------ Raw data ------

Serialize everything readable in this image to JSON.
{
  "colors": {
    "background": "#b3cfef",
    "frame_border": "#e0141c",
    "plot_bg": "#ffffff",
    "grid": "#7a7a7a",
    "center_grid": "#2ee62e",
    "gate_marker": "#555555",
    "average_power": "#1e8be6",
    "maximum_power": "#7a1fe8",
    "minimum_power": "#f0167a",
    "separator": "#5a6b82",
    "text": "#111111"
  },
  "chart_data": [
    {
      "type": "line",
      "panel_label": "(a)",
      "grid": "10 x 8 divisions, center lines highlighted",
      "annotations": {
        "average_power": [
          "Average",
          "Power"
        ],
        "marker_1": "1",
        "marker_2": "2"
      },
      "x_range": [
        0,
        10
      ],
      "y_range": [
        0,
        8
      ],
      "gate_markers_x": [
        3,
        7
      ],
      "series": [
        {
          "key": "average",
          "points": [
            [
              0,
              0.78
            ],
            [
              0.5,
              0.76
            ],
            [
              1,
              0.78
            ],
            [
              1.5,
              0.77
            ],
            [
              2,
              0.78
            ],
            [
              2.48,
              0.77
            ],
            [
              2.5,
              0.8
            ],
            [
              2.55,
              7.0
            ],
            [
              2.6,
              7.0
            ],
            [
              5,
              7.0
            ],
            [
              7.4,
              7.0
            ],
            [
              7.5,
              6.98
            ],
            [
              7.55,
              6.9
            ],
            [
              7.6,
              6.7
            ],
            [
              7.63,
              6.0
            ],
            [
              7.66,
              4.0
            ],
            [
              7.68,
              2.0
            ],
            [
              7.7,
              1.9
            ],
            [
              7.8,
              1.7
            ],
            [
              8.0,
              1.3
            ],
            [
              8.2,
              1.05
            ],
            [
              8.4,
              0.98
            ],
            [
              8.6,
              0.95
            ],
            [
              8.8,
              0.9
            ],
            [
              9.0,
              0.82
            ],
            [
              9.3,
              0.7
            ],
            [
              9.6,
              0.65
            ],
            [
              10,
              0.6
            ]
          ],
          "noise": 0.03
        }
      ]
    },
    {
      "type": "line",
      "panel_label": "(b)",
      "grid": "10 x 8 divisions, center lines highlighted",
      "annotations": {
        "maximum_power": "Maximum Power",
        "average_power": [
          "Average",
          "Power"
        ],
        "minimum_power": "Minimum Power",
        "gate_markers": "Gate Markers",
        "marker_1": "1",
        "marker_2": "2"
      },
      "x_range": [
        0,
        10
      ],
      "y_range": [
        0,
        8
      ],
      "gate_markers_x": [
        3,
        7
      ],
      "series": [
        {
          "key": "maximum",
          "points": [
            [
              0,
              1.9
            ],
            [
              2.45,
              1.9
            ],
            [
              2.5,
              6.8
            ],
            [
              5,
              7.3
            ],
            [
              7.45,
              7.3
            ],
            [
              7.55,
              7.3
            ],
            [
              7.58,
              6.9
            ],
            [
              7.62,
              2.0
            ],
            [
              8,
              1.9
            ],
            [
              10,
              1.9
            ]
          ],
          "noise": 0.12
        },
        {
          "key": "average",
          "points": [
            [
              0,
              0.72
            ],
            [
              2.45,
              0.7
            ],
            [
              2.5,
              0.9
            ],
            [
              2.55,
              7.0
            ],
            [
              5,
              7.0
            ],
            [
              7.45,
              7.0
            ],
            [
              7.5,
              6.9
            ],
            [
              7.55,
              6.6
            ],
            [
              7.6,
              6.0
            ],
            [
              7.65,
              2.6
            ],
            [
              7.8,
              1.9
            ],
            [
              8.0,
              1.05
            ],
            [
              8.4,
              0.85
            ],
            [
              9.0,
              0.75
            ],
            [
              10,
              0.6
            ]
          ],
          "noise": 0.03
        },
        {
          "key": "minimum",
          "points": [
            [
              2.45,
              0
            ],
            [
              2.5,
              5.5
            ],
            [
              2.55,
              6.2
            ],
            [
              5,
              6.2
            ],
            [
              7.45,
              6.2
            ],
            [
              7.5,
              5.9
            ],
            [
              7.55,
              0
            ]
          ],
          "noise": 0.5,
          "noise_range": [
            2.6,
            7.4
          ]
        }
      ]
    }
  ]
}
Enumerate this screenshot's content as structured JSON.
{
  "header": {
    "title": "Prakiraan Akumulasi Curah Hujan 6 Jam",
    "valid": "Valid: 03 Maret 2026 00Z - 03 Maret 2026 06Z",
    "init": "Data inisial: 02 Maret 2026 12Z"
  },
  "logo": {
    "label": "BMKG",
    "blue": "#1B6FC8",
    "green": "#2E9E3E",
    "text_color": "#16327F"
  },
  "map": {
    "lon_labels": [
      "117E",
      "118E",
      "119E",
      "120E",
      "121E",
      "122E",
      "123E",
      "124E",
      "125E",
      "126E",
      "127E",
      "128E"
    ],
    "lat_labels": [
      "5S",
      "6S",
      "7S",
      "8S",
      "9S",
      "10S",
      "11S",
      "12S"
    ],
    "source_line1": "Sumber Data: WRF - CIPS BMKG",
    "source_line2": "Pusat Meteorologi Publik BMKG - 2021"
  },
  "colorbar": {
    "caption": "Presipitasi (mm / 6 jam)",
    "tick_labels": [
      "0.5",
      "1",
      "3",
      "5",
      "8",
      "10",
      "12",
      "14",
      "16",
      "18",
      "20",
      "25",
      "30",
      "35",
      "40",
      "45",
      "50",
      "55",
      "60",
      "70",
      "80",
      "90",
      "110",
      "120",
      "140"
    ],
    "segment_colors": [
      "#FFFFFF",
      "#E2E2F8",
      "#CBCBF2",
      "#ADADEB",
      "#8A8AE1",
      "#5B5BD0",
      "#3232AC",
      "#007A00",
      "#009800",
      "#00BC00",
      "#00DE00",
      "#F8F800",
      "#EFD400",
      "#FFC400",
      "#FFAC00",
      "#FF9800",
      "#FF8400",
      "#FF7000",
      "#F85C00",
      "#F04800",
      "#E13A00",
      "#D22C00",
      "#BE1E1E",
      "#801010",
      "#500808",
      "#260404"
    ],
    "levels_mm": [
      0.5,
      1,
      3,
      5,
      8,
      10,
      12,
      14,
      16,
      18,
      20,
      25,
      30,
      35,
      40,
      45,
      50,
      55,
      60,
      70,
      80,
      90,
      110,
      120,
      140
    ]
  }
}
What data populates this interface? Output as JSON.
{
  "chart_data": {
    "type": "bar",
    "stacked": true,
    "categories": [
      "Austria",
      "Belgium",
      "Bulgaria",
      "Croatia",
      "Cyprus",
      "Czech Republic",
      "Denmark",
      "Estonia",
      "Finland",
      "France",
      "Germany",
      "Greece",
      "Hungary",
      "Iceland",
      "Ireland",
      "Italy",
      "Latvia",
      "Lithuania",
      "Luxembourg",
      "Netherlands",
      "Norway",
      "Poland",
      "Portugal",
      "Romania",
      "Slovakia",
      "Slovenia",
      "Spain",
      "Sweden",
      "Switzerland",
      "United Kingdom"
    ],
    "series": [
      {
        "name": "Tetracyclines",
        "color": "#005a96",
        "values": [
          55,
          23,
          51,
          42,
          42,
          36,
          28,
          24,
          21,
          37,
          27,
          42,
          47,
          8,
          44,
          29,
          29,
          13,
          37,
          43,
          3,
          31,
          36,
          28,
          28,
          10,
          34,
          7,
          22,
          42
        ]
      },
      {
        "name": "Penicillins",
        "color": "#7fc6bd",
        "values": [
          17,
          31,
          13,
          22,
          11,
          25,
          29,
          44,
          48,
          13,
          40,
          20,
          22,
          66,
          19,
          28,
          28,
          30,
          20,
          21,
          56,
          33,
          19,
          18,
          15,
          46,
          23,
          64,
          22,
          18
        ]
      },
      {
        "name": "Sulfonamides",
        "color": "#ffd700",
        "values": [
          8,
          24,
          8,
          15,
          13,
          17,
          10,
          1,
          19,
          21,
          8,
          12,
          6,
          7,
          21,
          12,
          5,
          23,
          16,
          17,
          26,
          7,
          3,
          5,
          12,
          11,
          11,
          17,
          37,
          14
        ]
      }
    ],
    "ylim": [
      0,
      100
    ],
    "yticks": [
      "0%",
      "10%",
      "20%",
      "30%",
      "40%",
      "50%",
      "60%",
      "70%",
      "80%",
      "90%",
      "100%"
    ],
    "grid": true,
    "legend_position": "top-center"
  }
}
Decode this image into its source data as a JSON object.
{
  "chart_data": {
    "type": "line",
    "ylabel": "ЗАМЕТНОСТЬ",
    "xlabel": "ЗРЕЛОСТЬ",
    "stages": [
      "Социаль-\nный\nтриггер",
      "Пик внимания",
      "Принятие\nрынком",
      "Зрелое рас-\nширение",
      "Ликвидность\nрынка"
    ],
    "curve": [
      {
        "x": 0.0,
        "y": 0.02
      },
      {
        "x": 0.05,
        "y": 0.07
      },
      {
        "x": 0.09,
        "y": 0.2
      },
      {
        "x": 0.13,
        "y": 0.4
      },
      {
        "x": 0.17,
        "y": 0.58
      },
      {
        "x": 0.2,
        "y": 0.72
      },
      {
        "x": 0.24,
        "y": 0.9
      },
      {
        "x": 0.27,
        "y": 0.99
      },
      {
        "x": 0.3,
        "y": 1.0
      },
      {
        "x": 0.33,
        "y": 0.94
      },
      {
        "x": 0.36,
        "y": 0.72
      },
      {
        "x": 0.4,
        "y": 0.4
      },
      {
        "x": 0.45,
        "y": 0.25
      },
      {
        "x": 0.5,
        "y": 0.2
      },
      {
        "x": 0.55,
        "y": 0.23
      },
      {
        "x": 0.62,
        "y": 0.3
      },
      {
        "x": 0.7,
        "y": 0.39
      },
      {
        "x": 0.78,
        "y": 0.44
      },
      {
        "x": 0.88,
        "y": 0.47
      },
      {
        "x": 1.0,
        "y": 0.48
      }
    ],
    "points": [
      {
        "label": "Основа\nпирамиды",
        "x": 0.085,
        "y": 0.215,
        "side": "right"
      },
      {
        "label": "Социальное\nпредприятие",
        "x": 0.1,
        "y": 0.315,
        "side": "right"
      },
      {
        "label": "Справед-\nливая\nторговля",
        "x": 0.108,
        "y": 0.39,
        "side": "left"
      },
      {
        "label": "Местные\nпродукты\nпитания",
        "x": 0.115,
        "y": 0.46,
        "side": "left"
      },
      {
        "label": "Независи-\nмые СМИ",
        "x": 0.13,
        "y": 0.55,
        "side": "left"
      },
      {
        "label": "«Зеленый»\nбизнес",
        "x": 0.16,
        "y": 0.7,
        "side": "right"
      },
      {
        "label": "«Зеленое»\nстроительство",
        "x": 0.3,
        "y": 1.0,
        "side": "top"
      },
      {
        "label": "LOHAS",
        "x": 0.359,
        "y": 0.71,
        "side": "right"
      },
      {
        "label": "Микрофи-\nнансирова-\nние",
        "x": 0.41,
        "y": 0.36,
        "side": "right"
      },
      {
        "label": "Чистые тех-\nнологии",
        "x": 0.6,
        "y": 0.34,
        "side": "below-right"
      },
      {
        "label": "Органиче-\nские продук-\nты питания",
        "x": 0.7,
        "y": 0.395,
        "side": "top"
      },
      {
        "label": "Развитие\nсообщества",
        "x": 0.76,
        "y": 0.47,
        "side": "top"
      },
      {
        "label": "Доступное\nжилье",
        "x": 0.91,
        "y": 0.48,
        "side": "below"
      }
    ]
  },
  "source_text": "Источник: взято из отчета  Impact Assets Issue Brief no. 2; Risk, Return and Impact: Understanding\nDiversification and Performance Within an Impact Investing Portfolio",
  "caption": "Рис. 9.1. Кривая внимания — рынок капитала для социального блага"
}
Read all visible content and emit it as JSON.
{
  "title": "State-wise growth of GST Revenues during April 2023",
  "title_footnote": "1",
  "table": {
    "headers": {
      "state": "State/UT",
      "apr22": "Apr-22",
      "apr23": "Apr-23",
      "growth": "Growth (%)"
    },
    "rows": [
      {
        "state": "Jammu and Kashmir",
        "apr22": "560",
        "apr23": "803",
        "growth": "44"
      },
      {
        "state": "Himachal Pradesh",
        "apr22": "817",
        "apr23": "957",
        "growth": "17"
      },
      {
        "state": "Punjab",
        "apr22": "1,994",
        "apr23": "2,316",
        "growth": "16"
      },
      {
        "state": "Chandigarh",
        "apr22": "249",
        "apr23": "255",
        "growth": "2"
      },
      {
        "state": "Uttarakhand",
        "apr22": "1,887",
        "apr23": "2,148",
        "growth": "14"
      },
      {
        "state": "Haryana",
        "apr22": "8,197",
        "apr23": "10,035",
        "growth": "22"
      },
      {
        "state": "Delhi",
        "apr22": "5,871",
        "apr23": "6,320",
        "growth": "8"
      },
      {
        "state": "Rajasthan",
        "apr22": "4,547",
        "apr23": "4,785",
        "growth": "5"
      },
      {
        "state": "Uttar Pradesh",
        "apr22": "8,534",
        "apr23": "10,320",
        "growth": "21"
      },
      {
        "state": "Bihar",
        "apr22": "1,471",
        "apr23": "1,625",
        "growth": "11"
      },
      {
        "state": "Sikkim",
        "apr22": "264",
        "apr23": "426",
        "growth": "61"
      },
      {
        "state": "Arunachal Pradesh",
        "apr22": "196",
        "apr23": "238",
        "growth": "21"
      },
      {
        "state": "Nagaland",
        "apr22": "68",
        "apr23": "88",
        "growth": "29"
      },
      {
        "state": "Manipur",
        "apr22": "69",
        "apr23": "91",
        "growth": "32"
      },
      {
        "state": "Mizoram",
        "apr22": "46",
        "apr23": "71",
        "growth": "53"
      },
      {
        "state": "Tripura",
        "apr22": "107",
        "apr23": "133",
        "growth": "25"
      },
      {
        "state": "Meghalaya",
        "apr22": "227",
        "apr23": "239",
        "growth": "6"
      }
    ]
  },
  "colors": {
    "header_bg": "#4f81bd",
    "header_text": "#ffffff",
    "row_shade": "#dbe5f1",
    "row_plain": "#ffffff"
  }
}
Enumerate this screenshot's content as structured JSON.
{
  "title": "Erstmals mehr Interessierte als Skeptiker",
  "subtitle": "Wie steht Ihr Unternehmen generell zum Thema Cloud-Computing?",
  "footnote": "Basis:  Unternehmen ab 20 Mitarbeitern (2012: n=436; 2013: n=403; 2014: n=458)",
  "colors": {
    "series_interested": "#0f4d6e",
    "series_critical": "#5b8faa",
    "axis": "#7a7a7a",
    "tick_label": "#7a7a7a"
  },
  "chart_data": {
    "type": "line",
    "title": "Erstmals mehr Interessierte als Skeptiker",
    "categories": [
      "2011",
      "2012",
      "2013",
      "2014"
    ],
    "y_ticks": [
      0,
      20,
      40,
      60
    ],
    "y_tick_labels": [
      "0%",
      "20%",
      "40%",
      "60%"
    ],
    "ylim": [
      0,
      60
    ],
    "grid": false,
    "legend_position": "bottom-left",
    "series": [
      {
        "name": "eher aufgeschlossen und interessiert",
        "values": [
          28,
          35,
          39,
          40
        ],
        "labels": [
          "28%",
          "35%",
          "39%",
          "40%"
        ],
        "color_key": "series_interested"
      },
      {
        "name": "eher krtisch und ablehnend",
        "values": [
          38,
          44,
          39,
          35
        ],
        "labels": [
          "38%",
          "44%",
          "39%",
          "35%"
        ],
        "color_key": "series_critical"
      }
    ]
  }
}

------

What is the number of lines holding the word "внимания"? State it alone.

Output of the task
2